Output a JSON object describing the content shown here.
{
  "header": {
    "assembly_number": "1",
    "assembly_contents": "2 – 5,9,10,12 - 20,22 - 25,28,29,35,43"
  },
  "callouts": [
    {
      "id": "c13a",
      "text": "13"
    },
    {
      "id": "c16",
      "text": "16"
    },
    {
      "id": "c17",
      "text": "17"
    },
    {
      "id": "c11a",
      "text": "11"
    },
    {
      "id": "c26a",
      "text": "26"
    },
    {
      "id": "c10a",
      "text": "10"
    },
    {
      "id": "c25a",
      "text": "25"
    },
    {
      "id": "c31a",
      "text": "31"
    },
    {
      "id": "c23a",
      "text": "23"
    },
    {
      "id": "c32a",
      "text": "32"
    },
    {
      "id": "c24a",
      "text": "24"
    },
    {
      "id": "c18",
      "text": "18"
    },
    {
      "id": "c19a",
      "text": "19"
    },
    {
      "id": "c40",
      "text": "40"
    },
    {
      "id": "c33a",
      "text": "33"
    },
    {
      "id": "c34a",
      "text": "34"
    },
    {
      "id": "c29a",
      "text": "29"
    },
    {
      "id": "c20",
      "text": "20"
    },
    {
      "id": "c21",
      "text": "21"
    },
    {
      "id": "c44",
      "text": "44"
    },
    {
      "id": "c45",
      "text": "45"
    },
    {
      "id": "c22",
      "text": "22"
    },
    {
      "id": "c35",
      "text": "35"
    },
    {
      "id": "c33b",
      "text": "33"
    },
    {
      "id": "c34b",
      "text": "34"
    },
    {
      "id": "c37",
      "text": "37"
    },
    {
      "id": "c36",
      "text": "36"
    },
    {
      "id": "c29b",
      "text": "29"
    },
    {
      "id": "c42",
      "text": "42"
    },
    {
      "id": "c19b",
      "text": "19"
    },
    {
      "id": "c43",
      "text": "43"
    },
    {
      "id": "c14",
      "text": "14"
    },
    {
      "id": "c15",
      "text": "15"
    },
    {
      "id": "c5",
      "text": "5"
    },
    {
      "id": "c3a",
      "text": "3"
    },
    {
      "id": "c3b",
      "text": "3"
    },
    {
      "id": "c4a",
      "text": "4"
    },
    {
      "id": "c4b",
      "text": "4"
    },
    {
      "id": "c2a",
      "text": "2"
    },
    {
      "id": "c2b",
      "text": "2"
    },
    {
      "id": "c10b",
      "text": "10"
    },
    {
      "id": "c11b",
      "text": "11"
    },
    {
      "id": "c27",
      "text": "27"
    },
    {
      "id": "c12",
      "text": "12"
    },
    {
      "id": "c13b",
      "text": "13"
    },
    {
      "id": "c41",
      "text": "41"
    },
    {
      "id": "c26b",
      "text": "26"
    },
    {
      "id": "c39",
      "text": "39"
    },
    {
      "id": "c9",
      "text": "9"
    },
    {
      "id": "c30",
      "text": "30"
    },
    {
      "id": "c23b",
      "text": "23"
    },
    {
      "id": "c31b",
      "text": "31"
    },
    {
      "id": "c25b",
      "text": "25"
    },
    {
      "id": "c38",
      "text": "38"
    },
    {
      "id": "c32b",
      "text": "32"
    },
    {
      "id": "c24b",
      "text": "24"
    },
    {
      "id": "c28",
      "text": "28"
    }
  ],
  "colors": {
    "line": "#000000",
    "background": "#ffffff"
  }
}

########

## REQUIREMENTS
Return all of the above records exactly, leaving no line out.

## CORRECT RESPONSE
Output a JSON object describing the content shown here.
{
  "header": {
    "assembly_number": "1",
    "assembly_contents": "2 – 5,9,10,12 - 20,22 - 25,28,29,35,43"
  },
  "callouts": [
    {
      "id": "c13a",
      "text": "13"
    },
    {
      "id": "c16",
      "text": "16"
    },
    {
      "id": "c17",
      "text": "17"
    },
    {
      "id": "c11a",
      "text": "11"
    },
    {
      "id": "c26a",
      "text": "26"
    },
    {
      "id": "c10a",
      "text": "10"
    },
    {
      "id": "c25a",
      "text": "25"
    },
    {
      "id": "c31a",
      "text": "31"
    },
    {
      "id": "c23a",
      "text": "23"
    },
    {
      "id": "c32a",
      "text": "32"
    },
    {
      "id": "c24a",
      "text": "24"
    },
    {
      "id": "c18",
      "text": "18"
    },
    {
      "id": "c19a",
      "text": "19"
    },
    {
      "id": "c40",
      "text": "40"
    },
    {
      "id": "c33a",
      "text": "33"
    },
    {
      "id": "c34a",
      "text": "34"
    },
    {
      "id": "c29a",
      "text": "29"
    },
    {
      "id": "c20",
      "text": "20"
    },
    {
      "id": "c21",
      "text": "21"
    },
    {
      "id": "c44",
      "text": "44"
    },
    {
      "id": "c45",
      "text": "45"
    },
    {
      "id": "c22",
      "text": "22"
    },
    {
      "id": "c35",
      "text": "35"
    },
    {
      "id": "c33b",
      "text": "33"
    },
    {
      "id": "c34b",
      "text": "34"
    },
    {
      "id": "c37",
      "text": "37"
    },
    {
      "id": "c36",
      "text": "36"
    },
    {
      "id": "c29b",
      "text": "29"
    },
    {
      "id": "c42",
      "text": "42"
    },
    {
      "id": "c19b",
      "text": "19"
    },
    {
      "id": "c43",
      "text": "43"
    },
    {
      "id": "c14",
      "text": "14"
    },
    {
      "id": "c15",
      "text": "15"
    },
    {
      "id": "c5",
      "text": "5"
    },
    {
      "id": "c3a",
      "text": "3"
    },
    {
      "id": "c3b",
      "text": "3"
    },
    {
      "id": "c4a",
      "text": "4"
    },
    {
      "id": "c4b",
      "text": "4"
    },
    {
      "id": "c2a",
      "text": "2"
    },
    {
      "id": "c2b",
      "text": "2"
    },
    {
      "id": "c10b",
      "text": "10"
    },
    {
      "id": "c11b",
      "text": "11"
    },
    {
      "id": "c27",
      "text": "27"
    },
    {
      "id": "c12",
      "text": "12"
    },
    {
      "id": "c13b",
      "text": "13"
    },
    {
      "id": "c41",
      "text": "41"
    },
    {
      "id": "c26b",
      "text": "26"
    },
    {
      "id": "c39",
      "text": "39"
    },
    {
      "id": "c9",
      "text": "9"
    },
    {
      "id": "c30",
      "text": "30"
    },
    {
      "id": "c23b",
      "text": "23"
    },
    {
      "id": "c31b",
      "text": "31"
    },
    {
      "id": "c25b",
      "text": "25"
    },
    {
      "id": "c38",
      "text": "38"
    },
    {
      "id": "c32b",
      "text": "32"
    },
    {
      "id": "c24b",
      "text": "24"
    },
    {
      "id": "c28",
      "text": "28"
    }
  ],
  "colors": {
    "line": "#000000",
    "background": "#ffffff"
  }
}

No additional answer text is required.